-- Available records start --

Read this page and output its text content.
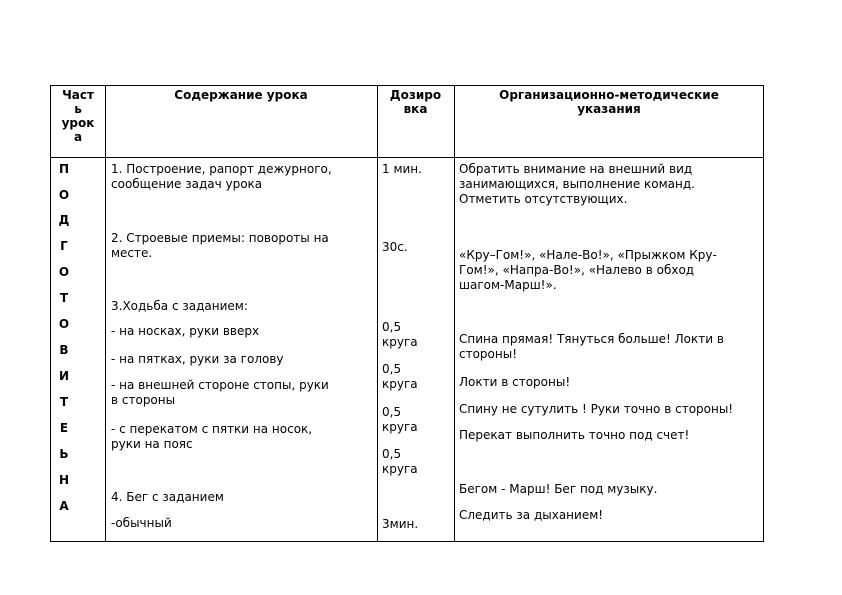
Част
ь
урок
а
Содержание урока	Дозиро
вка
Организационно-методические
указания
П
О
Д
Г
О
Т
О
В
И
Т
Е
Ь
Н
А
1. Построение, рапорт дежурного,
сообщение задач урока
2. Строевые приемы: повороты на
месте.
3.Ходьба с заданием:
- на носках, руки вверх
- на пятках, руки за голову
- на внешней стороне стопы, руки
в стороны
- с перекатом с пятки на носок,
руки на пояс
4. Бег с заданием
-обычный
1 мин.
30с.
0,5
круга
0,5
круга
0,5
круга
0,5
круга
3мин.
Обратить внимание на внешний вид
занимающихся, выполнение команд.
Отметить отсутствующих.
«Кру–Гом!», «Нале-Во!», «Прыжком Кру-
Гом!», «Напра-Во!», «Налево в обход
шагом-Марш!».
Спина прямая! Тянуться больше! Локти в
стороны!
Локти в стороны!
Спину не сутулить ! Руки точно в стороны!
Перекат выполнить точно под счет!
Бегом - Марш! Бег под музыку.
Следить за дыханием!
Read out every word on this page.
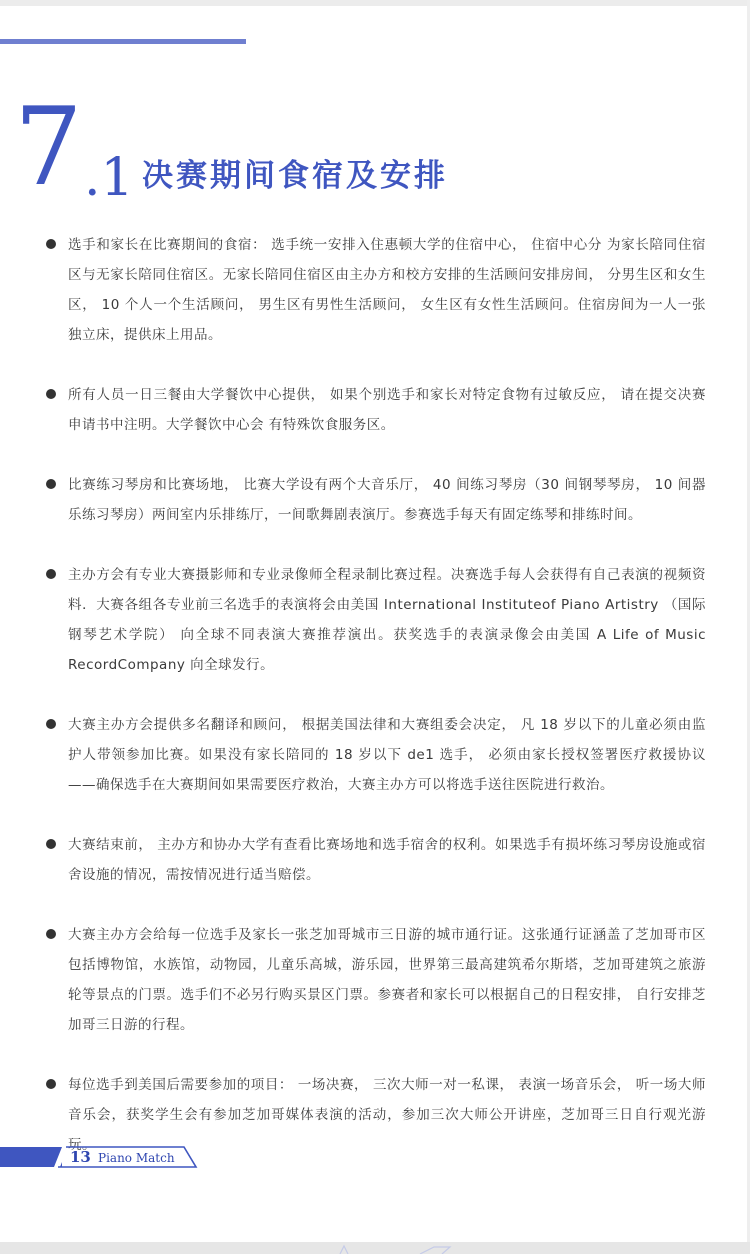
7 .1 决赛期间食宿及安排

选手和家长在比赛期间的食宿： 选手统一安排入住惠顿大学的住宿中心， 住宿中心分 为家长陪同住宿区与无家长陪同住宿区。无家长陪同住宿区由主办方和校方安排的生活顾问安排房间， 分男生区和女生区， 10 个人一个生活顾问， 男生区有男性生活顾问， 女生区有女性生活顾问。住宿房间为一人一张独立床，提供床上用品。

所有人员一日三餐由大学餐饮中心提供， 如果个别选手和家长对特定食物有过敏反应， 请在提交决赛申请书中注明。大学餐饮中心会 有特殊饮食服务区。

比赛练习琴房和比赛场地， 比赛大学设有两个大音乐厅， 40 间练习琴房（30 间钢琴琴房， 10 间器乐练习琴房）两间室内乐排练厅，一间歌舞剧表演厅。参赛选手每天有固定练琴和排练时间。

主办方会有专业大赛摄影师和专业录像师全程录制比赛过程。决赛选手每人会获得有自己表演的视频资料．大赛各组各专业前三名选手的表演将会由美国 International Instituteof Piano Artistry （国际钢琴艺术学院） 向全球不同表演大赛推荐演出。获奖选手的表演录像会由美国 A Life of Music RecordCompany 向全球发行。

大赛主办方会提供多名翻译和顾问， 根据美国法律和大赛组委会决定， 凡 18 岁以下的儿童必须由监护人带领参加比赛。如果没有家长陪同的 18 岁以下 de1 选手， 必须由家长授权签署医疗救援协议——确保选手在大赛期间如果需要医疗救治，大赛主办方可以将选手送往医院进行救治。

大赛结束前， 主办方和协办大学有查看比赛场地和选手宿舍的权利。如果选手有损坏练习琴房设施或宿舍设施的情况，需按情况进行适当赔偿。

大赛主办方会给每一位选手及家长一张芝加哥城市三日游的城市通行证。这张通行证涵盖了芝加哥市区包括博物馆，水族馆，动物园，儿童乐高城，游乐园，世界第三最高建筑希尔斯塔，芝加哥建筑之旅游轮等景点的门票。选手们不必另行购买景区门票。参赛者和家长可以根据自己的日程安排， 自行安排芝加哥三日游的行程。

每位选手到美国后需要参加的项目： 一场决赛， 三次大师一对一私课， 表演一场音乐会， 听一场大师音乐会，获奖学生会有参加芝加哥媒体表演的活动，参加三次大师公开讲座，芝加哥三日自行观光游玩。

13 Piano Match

-- Available records end --

Task to complete:
Among the lines of the material, find those that hold the word "Read" and copy them.

Task answer:
Read this page and output its text content.
Read out every word on this page.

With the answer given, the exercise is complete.